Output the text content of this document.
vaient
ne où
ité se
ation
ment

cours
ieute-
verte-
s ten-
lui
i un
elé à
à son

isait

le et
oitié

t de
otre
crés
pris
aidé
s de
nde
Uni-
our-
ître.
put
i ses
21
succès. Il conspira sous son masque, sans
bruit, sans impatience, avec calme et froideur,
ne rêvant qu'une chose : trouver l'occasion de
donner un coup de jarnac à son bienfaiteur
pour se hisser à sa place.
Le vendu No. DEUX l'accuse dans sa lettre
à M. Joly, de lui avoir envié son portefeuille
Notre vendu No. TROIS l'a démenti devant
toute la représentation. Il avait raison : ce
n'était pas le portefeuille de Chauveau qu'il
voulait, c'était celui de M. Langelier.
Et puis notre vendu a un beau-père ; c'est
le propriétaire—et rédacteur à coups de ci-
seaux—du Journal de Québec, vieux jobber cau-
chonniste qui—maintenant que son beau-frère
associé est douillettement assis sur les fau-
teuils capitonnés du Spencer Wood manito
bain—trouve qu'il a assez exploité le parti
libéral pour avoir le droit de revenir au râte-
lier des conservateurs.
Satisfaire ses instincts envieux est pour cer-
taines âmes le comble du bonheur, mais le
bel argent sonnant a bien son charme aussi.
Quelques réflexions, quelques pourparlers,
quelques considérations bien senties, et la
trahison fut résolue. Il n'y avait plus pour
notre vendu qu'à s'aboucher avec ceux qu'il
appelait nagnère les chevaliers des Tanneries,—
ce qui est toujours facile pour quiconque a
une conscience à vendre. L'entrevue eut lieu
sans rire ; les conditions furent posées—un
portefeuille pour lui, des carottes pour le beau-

What the task asks
Extract every line above exactly as it stands.

Answer for the task
Output the text content of this document.
vaient
ne où
ité se
ation
ment

cours
ieute-
verte-
s ten-
lui
i un
elé à
à son

isait

le et
oitié

t de
otre
crés
pris
aidé
s de
nde
Uni-
our-
ître.
put
i ses
21
succès. Il conspira sous son masque, sans
bruit, sans impatience, avec calme et froideur,
ne rêvant qu'une chose : trouver l'occasion de
donner un coup de jarnac à son bienfaiteur
pour se hisser à sa place.
Le vendu No. DEUX l'accuse dans sa lettre
à M. Joly, de lui avoir envié son portefeuille
Notre vendu No. TROIS l'a démenti devant
toute la représentation. Il avait raison : ce
n'était pas le portefeuille de Chauveau qu'il
voulait, c'était celui de M. Langelier.
Et puis notre vendu a un beau-père ; c'est
le propriétaire—et rédacteur à coups de ci-
seaux—du Journal de Québec, vieux jobber cau-
chonniste qui—maintenant que son beau-frère
associé est douillettement assis sur les fau-
teuils capitonnés du Spencer Wood manito
bain—trouve qu'il a assez exploité le parti
libéral pour avoir le droit de revenir au râte-
lier des conservateurs.
Satisfaire ses instincts envieux est pour cer-
taines âmes le comble du bonheur, mais le
bel argent sonnant a bien son charme aussi.
Quelques réflexions, quelques pourparlers,
quelques considérations bien senties, et la
trahison fut résolue. Il n'y avait plus pour
notre vendu qu'à s'aboucher avec ceux qu'il
appelait nagnère les chevaliers des Tanneries,—
ce qui est toujours facile pour quiconque a
une conscience à vendre. L'entrevue eut lieu
sans rire ; les conditions furent posées—un
portefeuille pour lui, des carottes pour le beau-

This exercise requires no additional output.